**Instruction:**
Set down the full listing exactly, character for character.

**Data for processing:**
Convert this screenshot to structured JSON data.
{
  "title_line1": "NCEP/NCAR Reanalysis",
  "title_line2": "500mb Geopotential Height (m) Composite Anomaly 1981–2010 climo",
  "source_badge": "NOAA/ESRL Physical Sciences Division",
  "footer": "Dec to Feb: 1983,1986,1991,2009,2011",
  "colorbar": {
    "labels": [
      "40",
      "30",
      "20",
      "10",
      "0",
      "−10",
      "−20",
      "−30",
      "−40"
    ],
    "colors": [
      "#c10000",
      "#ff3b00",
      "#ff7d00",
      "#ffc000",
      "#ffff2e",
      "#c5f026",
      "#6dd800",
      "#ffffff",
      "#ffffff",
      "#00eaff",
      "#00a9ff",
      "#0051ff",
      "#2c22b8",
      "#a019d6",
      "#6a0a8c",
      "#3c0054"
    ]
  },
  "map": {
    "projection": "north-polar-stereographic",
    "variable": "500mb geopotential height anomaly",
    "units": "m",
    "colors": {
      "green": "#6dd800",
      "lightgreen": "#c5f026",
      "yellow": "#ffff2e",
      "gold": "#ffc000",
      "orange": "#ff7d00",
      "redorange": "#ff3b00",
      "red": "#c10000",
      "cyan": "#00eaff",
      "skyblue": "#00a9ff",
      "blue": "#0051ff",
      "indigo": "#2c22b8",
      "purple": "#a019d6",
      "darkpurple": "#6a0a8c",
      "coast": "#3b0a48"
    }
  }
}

**Exercise output:**
Convert this screenshot to structured JSON data.
{
  "title_line1": "NCEP/NCAR Reanalysis",
  "title_line2": "500mb Geopotential Height (m) Composite Anomaly 1981–2010 climo",
  "source_badge": "NOAA/ESRL Physical Sciences Division",
  "footer": "Dec to Feb: 1983,1986,1991,2009,2011",
  "colorbar": {
    "labels": [
      "40",
      "30",
      "20",
      "10",
      "0",
      "−10",
      "−20",
      "−30",
      "−40"
    ],
    "colors": [
      "#c10000",
      "#ff3b00",
      "#ff7d00",
      "#ffc000",
      "#ffff2e",
      "#c5f026",
      "#6dd800",
      "#ffffff",
      "#ffffff",
      "#00eaff",
      "#00a9ff",
      "#0051ff",
      "#2c22b8",
      "#a019d6",
      "#6a0a8c",
      "#3c0054"
    ]
  },
  "map": {
    "projection": "north-polar-stereographic",
    "variable": "500mb geopotential height anomaly",
    "units": "m",
    "colors": {
      "green": "#6dd800",
      "lightgreen": "#c5f026",
      "yellow": "#ffff2e",
      "gold": "#ffc000",
      "orange": "#ff7d00",
      "redorange": "#ff3b00",
      "red": "#c10000",
      "cyan": "#00eaff",
      "skyblue": "#00a9ff",
      "blue": "#0051ff",
      "indigo": "#2c22b8",
      "purple": "#a019d6",
      "darkpurple": "#6a0a8c",
      "coast": "#3b0a48"
    }
  }
}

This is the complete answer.